Your task:
Find the lines below that contain the string "title". Copy each one.

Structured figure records

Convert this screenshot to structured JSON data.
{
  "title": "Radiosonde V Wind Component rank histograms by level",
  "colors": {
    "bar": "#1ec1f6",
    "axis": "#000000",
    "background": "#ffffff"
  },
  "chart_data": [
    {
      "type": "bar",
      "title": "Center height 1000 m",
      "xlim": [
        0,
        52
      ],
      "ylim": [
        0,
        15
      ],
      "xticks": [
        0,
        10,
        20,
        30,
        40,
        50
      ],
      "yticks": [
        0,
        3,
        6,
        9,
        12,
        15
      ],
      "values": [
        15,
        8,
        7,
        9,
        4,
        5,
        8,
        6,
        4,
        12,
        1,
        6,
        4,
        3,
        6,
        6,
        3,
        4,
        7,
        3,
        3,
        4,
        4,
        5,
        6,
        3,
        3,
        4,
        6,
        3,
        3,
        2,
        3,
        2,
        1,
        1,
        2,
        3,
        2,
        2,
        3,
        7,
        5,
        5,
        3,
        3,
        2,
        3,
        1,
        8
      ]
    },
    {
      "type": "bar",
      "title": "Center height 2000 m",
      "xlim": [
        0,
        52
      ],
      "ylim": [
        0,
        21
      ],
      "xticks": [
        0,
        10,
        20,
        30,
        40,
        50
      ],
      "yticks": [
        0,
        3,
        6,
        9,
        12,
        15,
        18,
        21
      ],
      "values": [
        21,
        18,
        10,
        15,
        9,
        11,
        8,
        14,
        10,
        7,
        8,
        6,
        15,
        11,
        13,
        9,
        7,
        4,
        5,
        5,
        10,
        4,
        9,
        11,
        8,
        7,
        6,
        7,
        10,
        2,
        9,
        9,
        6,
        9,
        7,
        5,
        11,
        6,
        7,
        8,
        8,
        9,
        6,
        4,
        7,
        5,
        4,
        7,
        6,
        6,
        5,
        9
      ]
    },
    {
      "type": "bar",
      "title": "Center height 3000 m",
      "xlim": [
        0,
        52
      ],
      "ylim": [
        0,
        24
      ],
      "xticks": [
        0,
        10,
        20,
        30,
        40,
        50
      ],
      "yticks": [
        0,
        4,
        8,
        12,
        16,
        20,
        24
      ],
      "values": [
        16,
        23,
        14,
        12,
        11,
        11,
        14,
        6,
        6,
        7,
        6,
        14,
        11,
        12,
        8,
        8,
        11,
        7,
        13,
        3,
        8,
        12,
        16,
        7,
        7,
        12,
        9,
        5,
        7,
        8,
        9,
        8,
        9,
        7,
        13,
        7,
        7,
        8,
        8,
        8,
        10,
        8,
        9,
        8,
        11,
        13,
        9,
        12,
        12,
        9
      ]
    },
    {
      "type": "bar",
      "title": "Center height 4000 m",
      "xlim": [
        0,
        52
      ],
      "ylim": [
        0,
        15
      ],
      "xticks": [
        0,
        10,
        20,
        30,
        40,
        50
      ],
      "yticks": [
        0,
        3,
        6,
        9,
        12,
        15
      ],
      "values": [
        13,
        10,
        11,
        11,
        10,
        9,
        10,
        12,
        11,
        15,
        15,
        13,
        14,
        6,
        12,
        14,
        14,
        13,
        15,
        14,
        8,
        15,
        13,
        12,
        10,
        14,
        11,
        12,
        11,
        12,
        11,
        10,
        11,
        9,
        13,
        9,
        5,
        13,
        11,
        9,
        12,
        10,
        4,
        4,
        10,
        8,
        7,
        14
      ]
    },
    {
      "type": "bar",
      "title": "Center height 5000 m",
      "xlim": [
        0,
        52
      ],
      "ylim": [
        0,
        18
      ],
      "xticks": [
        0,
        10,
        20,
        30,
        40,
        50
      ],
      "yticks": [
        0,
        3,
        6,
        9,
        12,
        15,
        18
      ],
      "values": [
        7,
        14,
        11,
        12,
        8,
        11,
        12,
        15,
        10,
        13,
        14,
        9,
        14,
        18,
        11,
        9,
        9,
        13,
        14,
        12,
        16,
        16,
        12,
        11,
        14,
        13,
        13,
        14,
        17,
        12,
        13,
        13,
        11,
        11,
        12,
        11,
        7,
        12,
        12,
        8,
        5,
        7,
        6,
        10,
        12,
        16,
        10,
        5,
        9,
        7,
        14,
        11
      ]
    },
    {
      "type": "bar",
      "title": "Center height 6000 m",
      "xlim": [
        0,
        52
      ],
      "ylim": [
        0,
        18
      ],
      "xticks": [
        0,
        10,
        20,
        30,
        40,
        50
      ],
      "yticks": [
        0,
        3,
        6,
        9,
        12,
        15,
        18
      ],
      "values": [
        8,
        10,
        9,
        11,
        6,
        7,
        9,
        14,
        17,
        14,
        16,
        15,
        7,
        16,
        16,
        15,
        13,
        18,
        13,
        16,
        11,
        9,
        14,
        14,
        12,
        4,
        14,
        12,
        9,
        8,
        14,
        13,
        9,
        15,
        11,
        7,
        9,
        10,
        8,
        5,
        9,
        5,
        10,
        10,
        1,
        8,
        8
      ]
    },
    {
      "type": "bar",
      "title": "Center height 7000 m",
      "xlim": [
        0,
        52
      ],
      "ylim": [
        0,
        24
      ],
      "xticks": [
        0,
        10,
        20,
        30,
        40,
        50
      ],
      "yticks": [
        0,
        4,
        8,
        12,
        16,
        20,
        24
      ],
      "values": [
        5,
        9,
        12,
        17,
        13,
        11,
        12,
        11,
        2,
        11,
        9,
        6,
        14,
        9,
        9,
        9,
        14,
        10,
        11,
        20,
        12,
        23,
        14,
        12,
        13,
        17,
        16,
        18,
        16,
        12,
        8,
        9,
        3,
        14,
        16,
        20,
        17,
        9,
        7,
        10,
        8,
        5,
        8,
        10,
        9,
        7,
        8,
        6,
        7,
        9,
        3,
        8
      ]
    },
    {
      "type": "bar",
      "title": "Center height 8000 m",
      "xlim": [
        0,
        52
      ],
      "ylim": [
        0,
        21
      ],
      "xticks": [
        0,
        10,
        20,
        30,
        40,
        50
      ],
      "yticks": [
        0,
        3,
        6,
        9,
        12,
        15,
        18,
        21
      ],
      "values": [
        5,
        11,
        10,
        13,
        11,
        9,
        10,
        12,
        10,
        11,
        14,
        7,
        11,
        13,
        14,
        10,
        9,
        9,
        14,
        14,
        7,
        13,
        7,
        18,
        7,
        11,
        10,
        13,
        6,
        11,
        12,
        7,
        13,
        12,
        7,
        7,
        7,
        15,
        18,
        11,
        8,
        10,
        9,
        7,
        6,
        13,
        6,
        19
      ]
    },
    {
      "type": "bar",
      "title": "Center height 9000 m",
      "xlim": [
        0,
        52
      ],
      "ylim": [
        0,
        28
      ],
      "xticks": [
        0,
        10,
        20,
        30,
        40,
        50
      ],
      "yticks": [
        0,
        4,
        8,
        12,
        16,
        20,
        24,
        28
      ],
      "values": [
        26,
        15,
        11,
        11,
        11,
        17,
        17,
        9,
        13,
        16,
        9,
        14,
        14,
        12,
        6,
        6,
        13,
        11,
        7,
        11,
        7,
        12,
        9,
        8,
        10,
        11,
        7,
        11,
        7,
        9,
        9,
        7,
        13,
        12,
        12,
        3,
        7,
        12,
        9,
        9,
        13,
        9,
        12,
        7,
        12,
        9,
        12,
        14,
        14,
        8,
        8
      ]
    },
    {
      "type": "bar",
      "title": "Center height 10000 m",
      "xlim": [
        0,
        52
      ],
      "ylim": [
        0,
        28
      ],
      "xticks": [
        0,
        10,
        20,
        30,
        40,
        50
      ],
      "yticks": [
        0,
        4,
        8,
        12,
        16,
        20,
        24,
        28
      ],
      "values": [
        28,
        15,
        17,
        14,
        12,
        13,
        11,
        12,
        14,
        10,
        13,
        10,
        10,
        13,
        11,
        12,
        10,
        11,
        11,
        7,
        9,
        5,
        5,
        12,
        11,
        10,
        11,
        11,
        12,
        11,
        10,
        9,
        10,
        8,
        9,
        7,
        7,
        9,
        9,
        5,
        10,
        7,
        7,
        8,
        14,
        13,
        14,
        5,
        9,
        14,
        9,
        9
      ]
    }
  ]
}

Problem solution:
  "title": "Radiosonde V Wind Component rank histograms by level",
      "title": "Center height 1000 m",
      "title": "Center height 2000 m",
      "title": "Center height 3000 m",
      "title": "Center height 4000 m",
      "title": "Center height 5000 m",
      "title": "Center height 6000 m",
      "title": "Center height 7000 m",
      "title": "Center height 8000 m",
      "title": "Center height 9000 m",
      "title": "Center height 10000 m",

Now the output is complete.